* Requirement
Every record must be transcribed in its entirety, apart from the images, which are to be omitted.

++++

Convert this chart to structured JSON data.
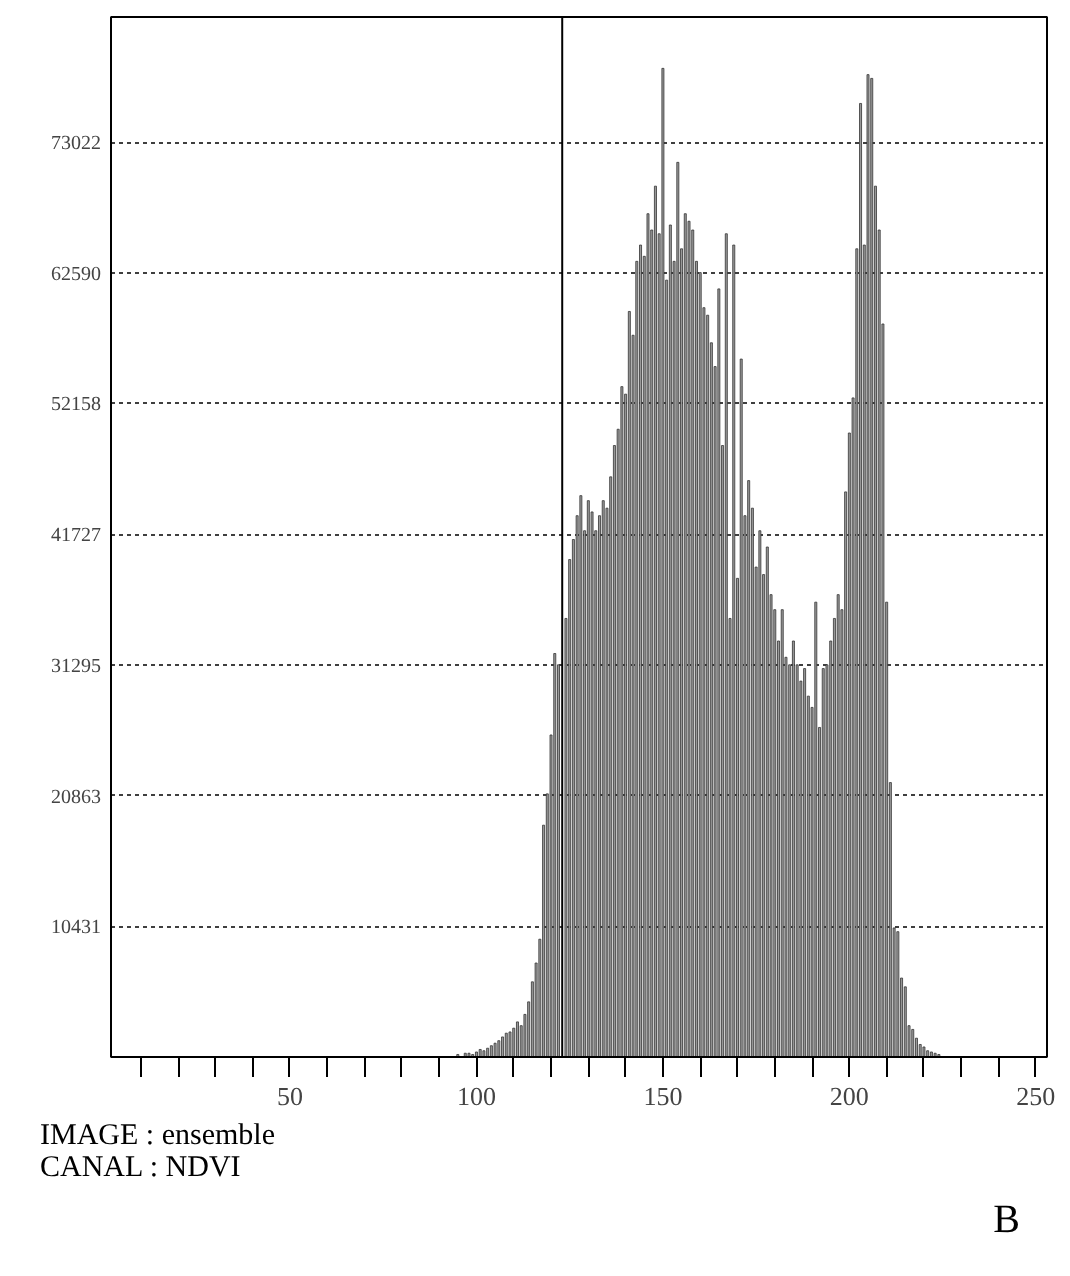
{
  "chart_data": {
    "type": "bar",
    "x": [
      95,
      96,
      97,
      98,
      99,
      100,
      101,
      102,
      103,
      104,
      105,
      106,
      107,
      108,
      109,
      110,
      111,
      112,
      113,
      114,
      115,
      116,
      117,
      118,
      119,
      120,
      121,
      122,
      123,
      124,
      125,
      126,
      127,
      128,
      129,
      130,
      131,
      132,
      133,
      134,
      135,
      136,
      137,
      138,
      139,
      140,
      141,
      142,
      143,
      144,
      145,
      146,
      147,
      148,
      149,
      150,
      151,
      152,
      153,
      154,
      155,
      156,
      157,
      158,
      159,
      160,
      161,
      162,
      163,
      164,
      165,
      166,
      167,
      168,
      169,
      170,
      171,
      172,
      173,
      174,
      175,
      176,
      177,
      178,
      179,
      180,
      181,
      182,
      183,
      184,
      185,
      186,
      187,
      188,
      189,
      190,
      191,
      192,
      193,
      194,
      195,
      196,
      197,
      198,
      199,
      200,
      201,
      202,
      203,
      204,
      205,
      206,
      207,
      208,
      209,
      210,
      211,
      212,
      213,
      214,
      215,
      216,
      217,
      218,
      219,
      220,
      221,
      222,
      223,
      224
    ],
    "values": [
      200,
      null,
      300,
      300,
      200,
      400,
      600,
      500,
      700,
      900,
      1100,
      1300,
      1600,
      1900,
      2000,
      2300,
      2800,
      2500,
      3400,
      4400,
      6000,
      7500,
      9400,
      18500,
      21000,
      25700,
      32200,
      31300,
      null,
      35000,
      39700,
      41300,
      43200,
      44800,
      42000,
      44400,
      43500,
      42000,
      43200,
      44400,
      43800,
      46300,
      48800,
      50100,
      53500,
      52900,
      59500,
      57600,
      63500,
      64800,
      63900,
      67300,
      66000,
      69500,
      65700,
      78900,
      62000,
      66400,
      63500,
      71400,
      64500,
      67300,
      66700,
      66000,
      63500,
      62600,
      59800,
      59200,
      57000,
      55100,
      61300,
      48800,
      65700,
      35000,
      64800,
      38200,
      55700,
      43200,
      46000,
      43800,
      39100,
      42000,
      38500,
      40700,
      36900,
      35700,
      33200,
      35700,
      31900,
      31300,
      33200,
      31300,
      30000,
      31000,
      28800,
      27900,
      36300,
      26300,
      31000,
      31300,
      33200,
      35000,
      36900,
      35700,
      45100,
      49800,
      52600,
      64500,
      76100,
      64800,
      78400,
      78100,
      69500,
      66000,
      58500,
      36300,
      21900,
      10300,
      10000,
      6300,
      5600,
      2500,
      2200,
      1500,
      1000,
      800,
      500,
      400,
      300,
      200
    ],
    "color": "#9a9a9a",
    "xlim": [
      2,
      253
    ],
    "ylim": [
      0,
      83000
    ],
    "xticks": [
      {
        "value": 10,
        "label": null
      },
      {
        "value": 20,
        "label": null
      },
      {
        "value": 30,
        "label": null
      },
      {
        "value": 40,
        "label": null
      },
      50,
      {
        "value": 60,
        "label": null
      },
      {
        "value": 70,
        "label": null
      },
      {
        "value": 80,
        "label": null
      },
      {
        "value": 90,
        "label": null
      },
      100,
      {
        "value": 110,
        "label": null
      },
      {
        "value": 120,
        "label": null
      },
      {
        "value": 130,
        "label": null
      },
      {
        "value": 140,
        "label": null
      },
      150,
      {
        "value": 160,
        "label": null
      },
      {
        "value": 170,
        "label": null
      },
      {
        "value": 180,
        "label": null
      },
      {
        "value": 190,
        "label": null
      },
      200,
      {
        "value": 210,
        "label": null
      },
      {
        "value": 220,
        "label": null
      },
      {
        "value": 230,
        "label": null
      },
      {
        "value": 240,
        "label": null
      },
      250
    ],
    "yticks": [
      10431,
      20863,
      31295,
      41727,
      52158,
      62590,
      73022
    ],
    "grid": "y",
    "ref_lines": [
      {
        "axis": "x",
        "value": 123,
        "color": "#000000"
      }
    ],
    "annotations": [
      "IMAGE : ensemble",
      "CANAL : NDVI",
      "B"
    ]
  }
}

++++

* Solution to this problem
Convert this chart to structured JSON data.
{
  "chart_data": {
    "type": "bar",
    "x": [
      95,
      96,
      97,
      98,
      99,
      100,
      101,
      102,
      103,
      104,
      105,
      106,
      107,
      108,
      109,
      110,
      111,
      112,
      113,
      114,
      115,
      116,
      117,
      118,
      119,
      120,
      121,
      122,
      123,
      124,
      125,
      126,
      127,
      128,
      129,
      130,
      131,
      132,
      133,
      134,
      135,
      136,
      137,
      138,
      139,
      140,
      141,
      142,
      143,
      144,
      145,
      146,
      147,
      148,
      149,
      150,
      151,
      152,
      153,
      154,
      155,
      156,
      157,
      158,
      159,
      160,
      161,
      162,
      163,
      164,
      165,
      166,
      167,
      168,
      169,
      170,
      171,
      172,
      173,
      174,
      175,
      176,
      177,
      178,
      179,
      180,
      181,
      182,
      183,
      184,
      185,
      186,
      187,
      188,
      189,
      190,
      191,
      192,
      193,
      194,
      195,
      196,
      197,
      198,
      199,
      200,
      201,
      202,
      203,
      204,
      205,
      206,
      207,
      208,
      209,
      210,
      211,
      212,
      213,
      214,
      215,
      216,
      217,
      218,
      219,
      220,
      221,
      222,
      223,
      224
    ],
    "values": [
      200,
      null,
      300,
      300,
      200,
      400,
      600,
      500,
      700,
      900,
      1100,
      1300,
      1600,
      1900,
      2000,
      2300,
      2800,
      2500,
      3400,
      4400,
      6000,
      7500,
      9400,
      18500,
      21000,
      25700,
      32200,
      31300,
      null,
      35000,
      39700,
      41300,
      43200,
      44800,
      42000,
      44400,
      43500,
      42000,
      43200,
      44400,
      43800,
      46300,
      48800,
      50100,
      53500,
      52900,
      59500,
      57600,
      63500,
      64800,
      63900,
      67300,
      66000,
      69500,
      65700,
      78900,
      62000,
      66400,
      63500,
      71400,
      64500,
      67300,
      66700,
      66000,
      63500,
      62600,
      59800,
      59200,
      57000,
      55100,
      61300,
      48800,
      65700,
      35000,
      64800,
      38200,
      55700,
      43200,
      46000,
      43800,
      39100,
      42000,
      38500,
      40700,
      36900,
      35700,
      33200,
      35700,
      31900,
      31300,
      33200,
      31300,
      30000,
      31000,
      28800,
      27900,
      36300,
      26300,
      31000,
      31300,
      33200,
      35000,
      36900,
      35700,
      45100,
      49800,
      52600,
      64500,
      76100,
      64800,
      78400,
      78100,
      69500,
      66000,
      58500,
      36300,
      21900,
      10300,
      10000,
      6300,
      5600,
      2500,
      2200,
      1500,
      1000,
      800,
      500,
      400,
      300,
      200
    ],
    "color": "#9a9a9a",
    "xlim": [
      2,
      253
    ],
    "ylim": [
      0,
      83000
    ],
    "xticks": [
      {
        "value": 10,
        "label": null
      },
      {
        "value": 20,
        "label": null
      },
      {
        "value": 30,
        "label": null
      },
      {
        "value": 40,
        "label": null
      },
      50,
      {
        "value": 60,
        "label": null
      },
      {
        "value": 70,
        "label": null
      },
      {
        "value": 80,
        "label": null
      },
      {
        "value": 90,
        "label": null
      },
      100,
      {
        "value": 110,
        "label": null
      },
      {
        "value": 120,
        "label": null
      },
      {
        "value": 130,
        "label": null
      },
      {
        "value": 140,
        "label": null
      },
      150,
      {
        "value": 160,
        "label": null
      },
      {
        "value": 170,
        "label": null
      },
      {
        "value": 180,
        "label": null
      },
      {
        "value": 190,
        "label": null
      },
      200,
      {
        "value": 210,
        "label": null
      },
      {
        "value": 220,
        "label": null
      },
      {
        "value": 230,
        "label": null
      },
      {
        "value": 240,
        "label": null
      },
      250
    ],
    "yticks": [
      10431,
      20863,
      31295,
      41727,
      52158,
      62590,
      73022
    ],
    "grid": "y",
    "ref_lines": [
      {
        "axis": "x",
        "value": 123,
        "color": "#000000"
      }
    ],
    "annotations": [
      "IMAGE : ensemble",
      "CANAL : NDVI",
      "B"
    ]
  }
}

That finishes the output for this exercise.